Requirement
Give the data again exactly as written, skipping any pictures.

begin The records

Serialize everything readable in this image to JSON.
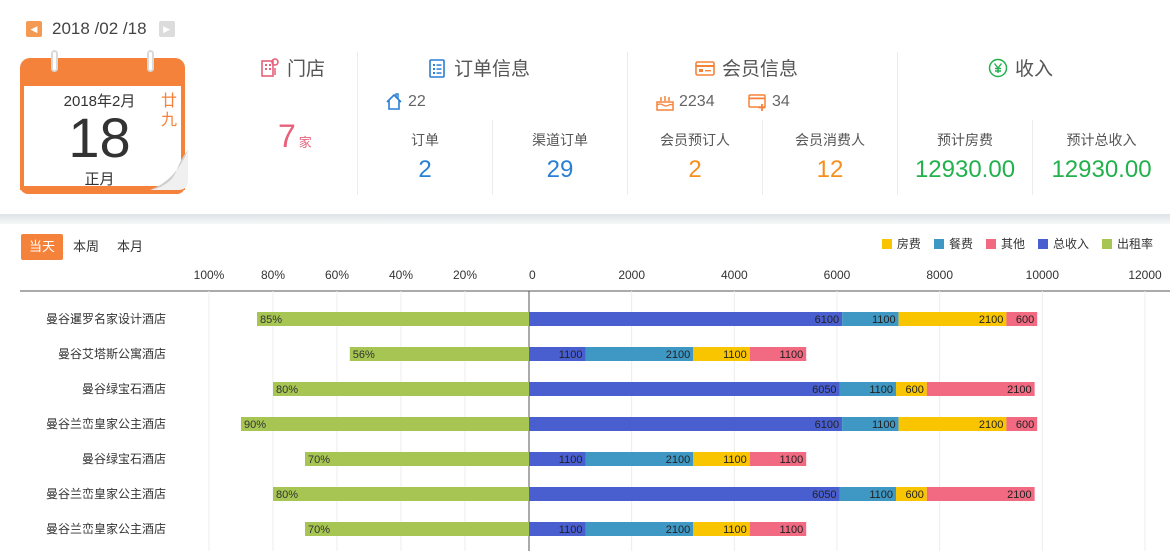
{
  "header": {
    "date": "2018 /02 /18",
    "calendar": {
      "year_month": "2018年2月",
      "day": "18",
      "lunar_day": "廿九",
      "lunar_month": "正月"
    },
    "store": {
      "title": "门店",
      "count": "7",
      "unit": "家"
    },
    "orders": {
      "title": "订单信息",
      "sub_count": "22",
      "order_label": "订单",
      "order_value": "2",
      "channel_label": "渠道订单",
      "channel_value": "29"
    },
    "members": {
      "title": "会员信息",
      "sub_a": "2234",
      "sub_b": "34",
      "booker_label": "会员预订人",
      "booker_value": "2",
      "consumer_label": "会员消费人",
      "consumer_value": "12"
    },
    "income": {
      "title": "收入",
      "room_label": "预计房费",
      "room_value": "12930.00",
      "total_label": "预计总收入",
      "total_value": "12930.00"
    }
  },
  "tabs": [
    {
      "label": "当天",
      "active": true
    },
    {
      "label": "本周",
      "active": false
    },
    {
      "label": "本月",
      "active": false
    }
  ],
  "colors": {
    "room": "#f9c400",
    "food": "#3f97c4",
    "other": "#f16a82",
    "total": "#4a5fcf",
    "occupancy": "#a6c553",
    "accent": "#f5823a"
  },
  "chart_data": {
    "type": "bar",
    "orientation": "horizontal",
    "left_axis": {
      "ticks": [
        "100%",
        "80%",
        "60%",
        "40%",
        "20%",
        "0"
      ],
      "range": [
        100,
        0
      ]
    },
    "right_axis": {
      "ticks": [
        "0",
        "2000",
        "4000",
        "6000",
        "8000",
        "10000",
        "12000"
      ],
      "range": [
        0,
        12000
      ]
    },
    "legend": [
      "房费",
      "餐费",
      "其他",
      "总收入",
      "出租率"
    ],
    "legend_position": "top-right",
    "grid": true,
    "categories": [
      "曼谷暹罗名家设计酒店",
      "曼谷艾塔斯公寓酒店",
      "曼谷绿宝石酒店",
      "曼谷兰峦皇家公主酒店",
      "曼谷绿宝石酒店",
      "曼谷兰峦皇家公主酒店",
      "曼谷兰峦皇家公主酒店"
    ],
    "occupancy": {
      "name": "出租率",
      "values": [
        85,
        56,
        80,
        90,
        70,
        80,
        70
      ],
      "labels": [
        "85%",
        "56%",
        "80%",
        "90%",
        "70%",
        "80%",
        "70%"
      ]
    },
    "series": [
      {
        "name": "总收入",
        "values": [
          6100,
          1100,
          6050,
          6100,
          1100,
          6050,
          1100
        ]
      },
      {
        "name": "餐费",
        "values": [
          1100,
          2100,
          1100,
          1100,
          2100,
          1100,
          2100
        ]
      },
      {
        "name": "房费",
        "values": [
          2100,
          1100,
          600,
          2100,
          1100,
          600,
          1100
        ]
      },
      {
        "name": "其他",
        "values": [
          600,
          1100,
          2100,
          600,
          1100,
          2100,
          1100
        ]
      }
    ],
    "segment_labels": [
      [
        "6100",
        "1100",
        "2100",
        "600"
      ],
      [
        "1100",
        "2100",
        "1100",
        "1100"
      ],
      [
        "6050",
        "1100",
        "600",
        "2100"
      ],
      [
        "6100",
        "1100",
        "2100",
        "600"
      ],
      [
        "1100",
        "2100",
        "1100",
        "1100"
      ],
      [
        "6050",
        "1100",
        "600",
        "2100"
      ],
      [
        "1100",
        "2100",
        "1100",
        "1100"
      ]
    ]
  }
}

end The records

Expected answer
Serialize everything readable in this image to JSON.
{
  "header": {
    "date": "2018 /02 /18",
    "calendar": {
      "year_month": "2018年2月",
      "day": "18",
      "lunar_day": "廿九",
      "lunar_month": "正月"
    },
    "store": {
      "title": "门店",
      "count": "7",
      "unit": "家"
    },
    "orders": {
      "title": "订单信息",
      "sub_count": "22",
      "order_label": "订单",
      "order_value": "2",
      "channel_label": "渠道订单",
      "channel_value": "29"
    },
    "members": {
      "title": "会员信息",
      "sub_a": "2234",
      "sub_b": "34",
      "booker_label": "会员预订人",
      "booker_value": "2",
      "consumer_label": "会员消费人",
      "consumer_value": "12"
    },
    "income": {
      "title": "收入",
      "room_label": "预计房费",
      "room_value": "12930.00",
      "total_label": "预计总收入",
      "total_value": "12930.00"
    }
  },
  "tabs": [
    {
      "label": "当天",
      "active": true
    },
    {
      "label": "本周",
      "active": false
    },
    {
      "label": "本月",
      "active": false
    }
  ],
  "colors": {
    "room": "#f9c400",
    "food": "#3f97c4",
    "other": "#f16a82",
    "total": "#4a5fcf",
    "occupancy": "#a6c553",
    "accent": "#f5823a"
  },
  "chart_data": {
    "type": "bar",
    "orientation": "horizontal",
    "left_axis": {
      "ticks": [
        "100%",
        "80%",
        "60%",
        "40%",
        "20%",
        "0"
      ],
      "range": [
        100,
        0
      ]
    },
    "right_axis": {
      "ticks": [
        "0",
        "2000",
        "4000",
        "6000",
        "8000",
        "10000",
        "12000"
      ],
      "range": [
        0,
        12000
      ]
    },
    "legend": [
      "房费",
      "餐费",
      "其他",
      "总收入",
      "出租率"
    ],
    "legend_position": "top-right",
    "grid": true,
    "categories": [
      "曼谷暹罗名家设计酒店",
      "曼谷艾塔斯公寓酒店",
      "曼谷绿宝石酒店",
      "曼谷兰峦皇家公主酒店",
      "曼谷绿宝石酒店",
      "曼谷兰峦皇家公主酒店",
      "曼谷兰峦皇家公主酒店"
    ],
    "occupancy": {
      "name": "出租率",
      "values": [
        85,
        56,
        80,
        90,
        70,
        80,
        70
      ],
      "labels": [
        "85%",
        "56%",
        "80%",
        "90%",
        "70%",
        "80%",
        "70%"
      ]
    },
    "series": [
      {
        "name": "总收入",
        "values": [
          6100,
          1100,
          6050,
          6100,
          1100,
          6050,
          1100
        ]
      },
      {
        "name": "餐费",
        "values": [
          1100,
          2100,
          1100,
          1100,
          2100,
          1100,
          2100
        ]
      },
      {
        "name": "房费",
        "values": [
          2100,
          1100,
          600,
          2100,
          1100,
          600,
          1100
        ]
      },
      {
        "name": "其他",
        "values": [
          600,
          1100,
          2100,
          600,
          1100,
          2100,
          1100
        ]
      }
    ],
    "segment_labels": [
      [
        "6100",
        "1100",
        "2100",
        "600"
      ],
      [
        "1100",
        "2100",
        "1100",
        "1100"
      ],
      [
        "6050",
        "1100",
        "600",
        "2100"
      ],
      [
        "6100",
        "1100",
        "2100",
        "600"
      ],
      [
        "1100",
        "2100",
        "1100",
        "1100"
      ],
      [
        "6050",
        "1100",
        "600",
        "2100"
      ],
      [
        "1100",
        "2100",
        "1100",
        "1100"
      ]
    ]
  }
}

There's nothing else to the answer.